* What to do *
Every record that follows must be duplicated exactly, with images left out.

* Data shown *
---+---
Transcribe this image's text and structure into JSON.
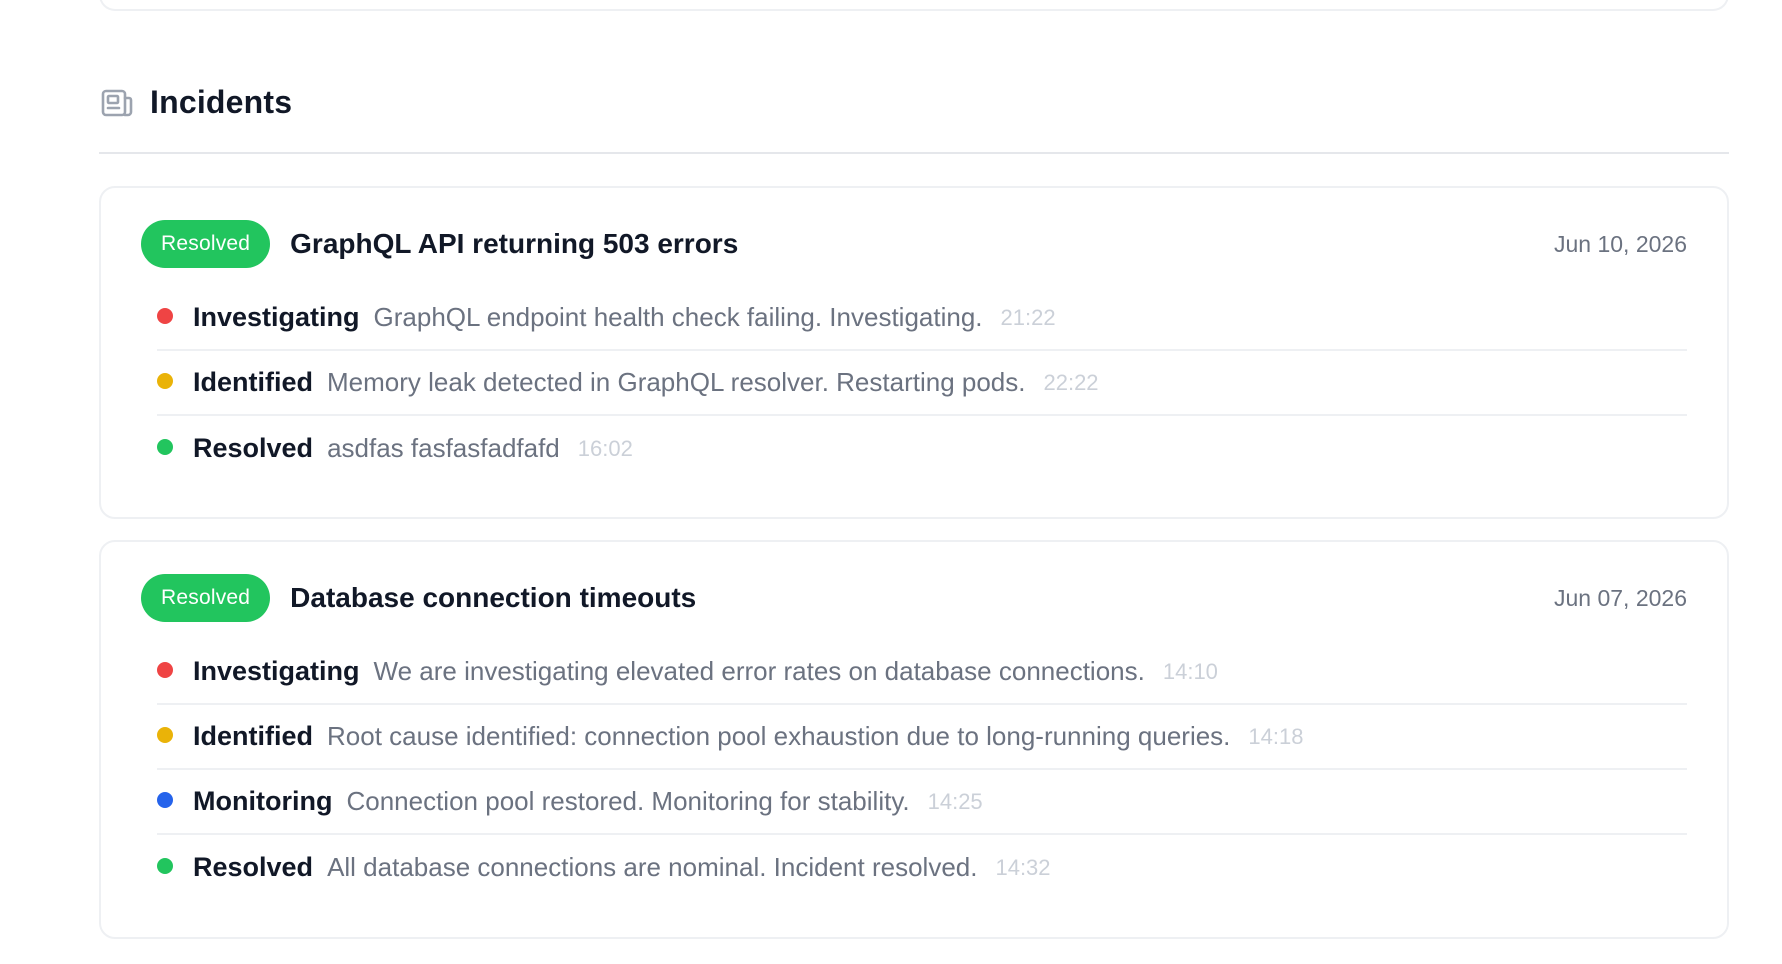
{
  "section": {
    "icon": "newspaper-icon",
    "title": "Incidents"
  },
  "colors": {
    "resolved_badge": "#22c55e",
    "investigating": "#ef4444",
    "identified": "#eab308",
    "monitoring": "#2563eb",
    "resolved": "#22c55e"
  },
  "incidents": [
    {
      "status": "Resolved",
      "title": "GraphQL API returning 503 errors",
      "date": "Jun 10, 2026",
      "updates": [
        {
          "status": "Investigating",
          "message": "GraphQL endpoint health check failing. Investigating.",
          "time": "21:22",
          "color": "#ef4444"
        },
        {
          "status": "Identified",
          "message": "Memory leak detected in GraphQL resolver. Restarting pods.",
          "time": "22:22",
          "color": "#eab308"
        },
        {
          "status": "Resolved",
          "message": "asdfas fasfasfadfafd",
          "time": "16:02",
          "color": "#22c55e"
        }
      ]
    },
    {
      "status": "Resolved",
      "title": "Database connection timeouts",
      "date": "Jun 07, 2026",
      "updates": [
        {
          "status": "Investigating",
          "message": "We are investigating elevated error rates on database connections.",
          "time": "14:10",
          "color": "#ef4444"
        },
        {
          "status": "Identified",
          "message": "Root cause identified: connection pool exhaustion due to long-running queries.",
          "time": "14:18",
          "color": "#eab308"
        },
        {
          "status": "Monitoring",
          "message": "Connection pool restored. Monitoring for stability.",
          "time": "14:25",
          "color": "#2563eb"
        },
        {
          "status": "Resolved",
          "message": "All database connections are nominal. Incident resolved.",
          "time": "14:32",
          "color": "#22c55e"
        }
      ]
    }
  ]
}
---+---
* Solution to the problem *
Transcribe this image's text and structure into JSON.
{
  "section": {
    "icon": "newspaper-icon",
    "title": "Incidents"
  },
  "colors": {
    "resolved_badge": "#22c55e",
    "investigating": "#ef4444",
    "identified": "#eab308",
    "monitoring": "#2563eb",
    "resolved": "#22c55e"
  },
  "incidents": [
    {
      "status": "Resolved",
      "title": "GraphQL API returning 503 errors",
      "date": "Jun 10, 2026",
      "updates": [
        {
          "status": "Investigating",
          "message": "GraphQL endpoint health check failing. Investigating.",
          "time": "21:22",
          "color": "#ef4444"
        },
        {
          "status": "Identified",
          "message": "Memory leak detected in GraphQL resolver. Restarting pods.",
          "time": "22:22",
          "color": "#eab308"
        },
        {
          "status": "Resolved",
          "message": "asdfas fasfasfadfafd",
          "time": "16:02",
          "color": "#22c55e"
        }
      ]
    },
    {
      "status": "Resolved",
      "title": "Database connection timeouts",
      "date": "Jun 07, 2026",
      "updates": [
        {
          "status": "Investigating",
          "message": "We are investigating elevated error rates on database connections.",
          "time": "14:10",
          "color": "#ef4444"
        },
        {
          "status": "Identified",
          "message": "Root cause identified: connection pool exhaustion due to long-running queries.",
          "time": "14:18",
          "color": "#eab308"
        },
        {
          "status": "Monitoring",
          "message": "Connection pool restored. Monitoring for stability.",
          "time": "14:25",
          "color": "#2563eb"
        },
        {
          "status": "Resolved",
          "message": "All database connections are nominal. Incident resolved.",
          "time": "14:32",
          "color": "#22c55e"
        }
      ]
    }
  ]
}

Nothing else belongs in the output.